## Task to carry out
Write out the whole listing again, exactly.

## Dataset content
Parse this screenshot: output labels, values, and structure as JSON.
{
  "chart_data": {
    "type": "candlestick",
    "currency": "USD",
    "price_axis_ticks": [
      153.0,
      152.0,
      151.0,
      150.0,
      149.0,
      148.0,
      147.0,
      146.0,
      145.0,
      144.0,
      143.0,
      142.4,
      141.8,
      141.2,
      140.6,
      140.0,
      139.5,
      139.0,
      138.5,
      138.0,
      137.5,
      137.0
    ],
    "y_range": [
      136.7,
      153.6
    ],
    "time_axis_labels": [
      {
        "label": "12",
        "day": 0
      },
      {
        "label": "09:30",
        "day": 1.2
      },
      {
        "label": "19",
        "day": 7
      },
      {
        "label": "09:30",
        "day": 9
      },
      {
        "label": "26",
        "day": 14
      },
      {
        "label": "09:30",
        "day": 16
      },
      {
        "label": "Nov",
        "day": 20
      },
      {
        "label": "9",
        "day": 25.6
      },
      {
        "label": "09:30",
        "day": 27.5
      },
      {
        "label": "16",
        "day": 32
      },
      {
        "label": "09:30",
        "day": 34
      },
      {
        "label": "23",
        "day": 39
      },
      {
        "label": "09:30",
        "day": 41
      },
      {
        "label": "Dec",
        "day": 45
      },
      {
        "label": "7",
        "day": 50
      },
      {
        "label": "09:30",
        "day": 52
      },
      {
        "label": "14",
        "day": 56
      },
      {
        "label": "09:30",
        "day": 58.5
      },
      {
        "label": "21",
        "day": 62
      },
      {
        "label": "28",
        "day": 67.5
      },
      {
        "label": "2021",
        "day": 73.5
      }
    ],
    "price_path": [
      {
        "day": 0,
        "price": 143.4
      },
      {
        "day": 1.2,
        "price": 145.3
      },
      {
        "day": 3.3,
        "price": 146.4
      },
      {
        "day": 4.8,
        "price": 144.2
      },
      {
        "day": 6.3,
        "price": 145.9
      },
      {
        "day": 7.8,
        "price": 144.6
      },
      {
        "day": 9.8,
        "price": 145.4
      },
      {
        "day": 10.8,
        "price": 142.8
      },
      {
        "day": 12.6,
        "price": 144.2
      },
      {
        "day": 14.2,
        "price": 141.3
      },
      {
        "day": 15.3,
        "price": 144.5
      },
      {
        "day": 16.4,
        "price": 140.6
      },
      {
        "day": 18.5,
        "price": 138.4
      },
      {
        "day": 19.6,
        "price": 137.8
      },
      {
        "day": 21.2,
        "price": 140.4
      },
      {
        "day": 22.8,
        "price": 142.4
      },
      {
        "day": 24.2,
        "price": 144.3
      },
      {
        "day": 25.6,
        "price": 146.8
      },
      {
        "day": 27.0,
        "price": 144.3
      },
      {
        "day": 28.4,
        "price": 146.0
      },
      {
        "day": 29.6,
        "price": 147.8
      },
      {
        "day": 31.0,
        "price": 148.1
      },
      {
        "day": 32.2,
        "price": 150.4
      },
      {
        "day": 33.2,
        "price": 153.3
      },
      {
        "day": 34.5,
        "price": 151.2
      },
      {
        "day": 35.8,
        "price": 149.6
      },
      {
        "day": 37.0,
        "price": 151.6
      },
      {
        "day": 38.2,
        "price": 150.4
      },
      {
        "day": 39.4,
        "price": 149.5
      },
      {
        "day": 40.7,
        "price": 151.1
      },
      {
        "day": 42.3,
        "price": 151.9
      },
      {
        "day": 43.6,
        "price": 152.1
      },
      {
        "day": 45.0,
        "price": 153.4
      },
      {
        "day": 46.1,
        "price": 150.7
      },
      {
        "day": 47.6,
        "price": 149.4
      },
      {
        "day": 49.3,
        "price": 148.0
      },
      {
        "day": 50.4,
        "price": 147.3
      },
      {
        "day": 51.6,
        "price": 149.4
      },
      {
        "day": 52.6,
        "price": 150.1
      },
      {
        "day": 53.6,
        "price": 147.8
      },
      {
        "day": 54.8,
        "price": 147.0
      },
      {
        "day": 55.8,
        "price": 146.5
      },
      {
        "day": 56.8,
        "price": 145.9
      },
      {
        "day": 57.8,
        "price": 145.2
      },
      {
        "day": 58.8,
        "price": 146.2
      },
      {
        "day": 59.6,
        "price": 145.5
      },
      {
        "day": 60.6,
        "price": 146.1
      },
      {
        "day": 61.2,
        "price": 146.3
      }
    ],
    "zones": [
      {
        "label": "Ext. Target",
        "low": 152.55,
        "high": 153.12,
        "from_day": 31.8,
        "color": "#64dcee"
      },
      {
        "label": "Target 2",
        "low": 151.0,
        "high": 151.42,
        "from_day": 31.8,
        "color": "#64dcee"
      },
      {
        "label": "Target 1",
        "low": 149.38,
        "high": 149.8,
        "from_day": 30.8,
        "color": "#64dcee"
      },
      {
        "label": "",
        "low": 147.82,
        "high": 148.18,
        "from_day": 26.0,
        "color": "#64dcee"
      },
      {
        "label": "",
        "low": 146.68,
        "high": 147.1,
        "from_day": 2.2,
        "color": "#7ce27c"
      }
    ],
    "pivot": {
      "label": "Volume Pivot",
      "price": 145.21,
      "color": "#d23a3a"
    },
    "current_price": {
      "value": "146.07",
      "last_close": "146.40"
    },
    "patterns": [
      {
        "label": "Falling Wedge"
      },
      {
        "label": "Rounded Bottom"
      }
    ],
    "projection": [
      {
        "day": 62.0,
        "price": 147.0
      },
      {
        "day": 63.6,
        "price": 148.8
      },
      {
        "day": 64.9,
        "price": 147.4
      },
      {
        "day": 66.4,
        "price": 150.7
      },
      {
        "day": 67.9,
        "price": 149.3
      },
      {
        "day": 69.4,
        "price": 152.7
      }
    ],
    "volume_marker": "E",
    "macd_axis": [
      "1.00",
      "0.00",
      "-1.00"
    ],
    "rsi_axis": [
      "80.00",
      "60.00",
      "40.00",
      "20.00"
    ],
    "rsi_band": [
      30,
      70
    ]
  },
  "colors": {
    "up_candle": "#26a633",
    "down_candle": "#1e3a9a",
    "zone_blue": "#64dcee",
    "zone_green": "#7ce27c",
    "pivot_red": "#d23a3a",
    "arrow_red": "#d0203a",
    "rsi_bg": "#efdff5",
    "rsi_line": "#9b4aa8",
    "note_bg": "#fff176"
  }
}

## The completed task
Parse this screenshot: output labels, values, and structure as JSON.
{
  "chart_data": {
    "type": "candlestick",
    "currency": "USD",
    "price_axis_ticks": [
      153.0,
      152.0,
      151.0,
      150.0,
      149.0,
      148.0,
      147.0,
      146.0,
      145.0,
      144.0,
      143.0,
      142.4,
      141.8,
      141.2,
      140.6,
      140.0,
      139.5,
      139.0,
      138.5,
      138.0,
      137.5,
      137.0
    ],
    "y_range": [
      136.7,
      153.6
    ],
    "time_axis_labels": [
      {
        "label": "12",
        "day": 0
      },
      {
        "label": "09:30",
        "day": 1.2
      },
      {
        "label": "19",
        "day": 7
      },
      {
        "label": "09:30",
        "day": 9
      },
      {
        "label": "26",
        "day": 14
      },
      {
        "label": "09:30",
        "day": 16
      },
      {
        "label": "Nov",
        "day": 20
      },
      {
        "label": "9",
        "day": 25.6
      },
      {
        "label": "09:30",
        "day": 27.5
      },
      {
        "label": "16",
        "day": 32
      },
      {
        "label": "09:30",
        "day": 34
      },
      {
        "label": "23",
        "day": 39
      },
      {
        "label": "09:30",
        "day": 41
      },
      {
        "label": "Dec",
        "day": 45
      },
      {
        "label": "7",
        "day": 50
      },
      {
        "label": "09:30",
        "day": 52
      },
      {
        "label": "14",
        "day": 56
      },
      {
        "label": "09:30",
        "day": 58.5
      },
      {
        "label": "21",
        "day": 62
      },
      {
        "label": "28",
        "day": 67.5
      },
      {
        "label": "2021",
        "day": 73.5
      }
    ],
    "price_path": [
      {
        "day": 0,
        "price": 143.4
      },
      {
        "day": 1.2,
        "price": 145.3
      },
      {
        "day": 3.3,
        "price": 146.4
      },
      {
        "day": 4.8,
        "price": 144.2
      },
      {
        "day": 6.3,
        "price": 145.9
      },
      {
        "day": 7.8,
        "price": 144.6
      },
      {
        "day": 9.8,
        "price": 145.4
      },
      {
        "day": 10.8,
        "price": 142.8
      },
      {
        "day": 12.6,
        "price": 144.2
      },
      {
        "day": 14.2,
        "price": 141.3
      },
      {
        "day": 15.3,
        "price": 144.5
      },
      {
        "day": 16.4,
        "price": 140.6
      },
      {
        "day": 18.5,
        "price": 138.4
      },
      {
        "day": 19.6,
        "price": 137.8
      },
      {
        "day": 21.2,
        "price": 140.4
      },
      {
        "day": 22.8,
        "price": 142.4
      },
      {
        "day": 24.2,
        "price": 144.3
      },
      {
        "day": 25.6,
        "price": 146.8
      },
      {
        "day": 27.0,
        "price": 144.3
      },
      {
        "day": 28.4,
        "price": 146.0
      },
      {
        "day": 29.6,
        "price": 147.8
      },
      {
        "day": 31.0,
        "price": 148.1
      },
      {
        "day": 32.2,
        "price": 150.4
      },
      {
        "day": 33.2,
        "price": 153.3
      },
      {
        "day": 34.5,
        "price": 151.2
      },
      {
        "day": 35.8,
        "price": 149.6
      },
      {
        "day": 37.0,
        "price": 151.6
      },
      {
        "day": 38.2,
        "price": 150.4
      },
      {
        "day": 39.4,
        "price": 149.5
      },
      {
        "day": 40.7,
        "price": 151.1
      },
      {
        "day": 42.3,
        "price": 151.9
      },
      {
        "day": 43.6,
        "price": 152.1
      },
      {
        "day": 45.0,
        "price": 153.4
      },
      {
        "day": 46.1,
        "price": 150.7
      },
      {
        "day": 47.6,
        "price": 149.4
      },
      {
        "day": 49.3,
        "price": 148.0
      },
      {
        "day": 50.4,
        "price": 147.3
      },
      {
        "day": 51.6,
        "price": 149.4
      },
      {
        "day": 52.6,
        "price": 150.1
      },
      {
        "day": 53.6,
        "price": 147.8
      },
      {
        "day": 54.8,
        "price": 147.0
      },
      {
        "day": 55.8,
        "price": 146.5
      },
      {
        "day": 56.8,
        "price": 145.9
      },
      {
        "day": 57.8,
        "price": 145.2
      },
      {
        "day": 58.8,
        "price": 146.2
      },
      {
        "day": 59.6,
        "price": 145.5
      },
      {
        "day": 60.6,
        "price": 146.1
      },
      {
        "day": 61.2,
        "price": 146.3
      }
    ],
    "zones": [
      {
        "label": "Ext. Target",
        "low": 152.55,
        "high": 153.12,
        "from_day": 31.8,
        "color": "#64dcee"
      },
      {
        "label": "Target 2",
        "low": 151.0,
        "high": 151.42,
        "from_day": 31.8,
        "color": "#64dcee"
      },
      {
        "label": "Target 1",
        "low": 149.38,
        "high": 149.8,
        "from_day": 30.8,
        "color": "#64dcee"
      },
      {
        "label": "",
        "low": 147.82,
        "high": 148.18,
        "from_day": 26.0,
        "color": "#64dcee"
      },
      {
        "label": "",
        "low": 146.68,
        "high": 147.1,
        "from_day": 2.2,
        "color": "#7ce27c"
      }
    ],
    "pivot": {
      "label": "Volume Pivot",
      "price": 145.21,
      "color": "#d23a3a"
    },
    "current_price": {
      "value": "146.07",
      "last_close": "146.40"
    },
    "patterns": [
      {
        "label": "Falling Wedge"
      },
      {
        "label": "Rounded Bottom"
      }
    ],
    "projection": [
      {
        "day": 62.0,
        "price": 147.0
      },
      {
        "day": 63.6,
        "price": 148.8
      },
      {
        "day": 64.9,
        "price": 147.4
      },
      {
        "day": 66.4,
        "price": 150.7
      },
      {
        "day": 67.9,
        "price": 149.3
      },
      {
        "day": 69.4,
        "price": 152.7
      }
    ],
    "volume_marker": "E",
    "macd_axis": [
      "1.00",
      "0.00",
      "-1.00"
    ],
    "rsi_axis": [
      "80.00",
      "60.00",
      "40.00",
      "20.00"
    ],
    "rsi_band": [
      30,
      70
    ]
  },
  "colors": {
    "up_candle": "#26a633",
    "down_candle": "#1e3a9a",
    "zone_blue": "#64dcee",
    "zone_green": "#7ce27c",
    "pivot_red": "#d23a3a",
    "arrow_red": "#d0203a",
    "rsi_bg": "#efdff5",
    "rsi_line": "#9b4aa8",
    "note_bg": "#fff176"
  }
}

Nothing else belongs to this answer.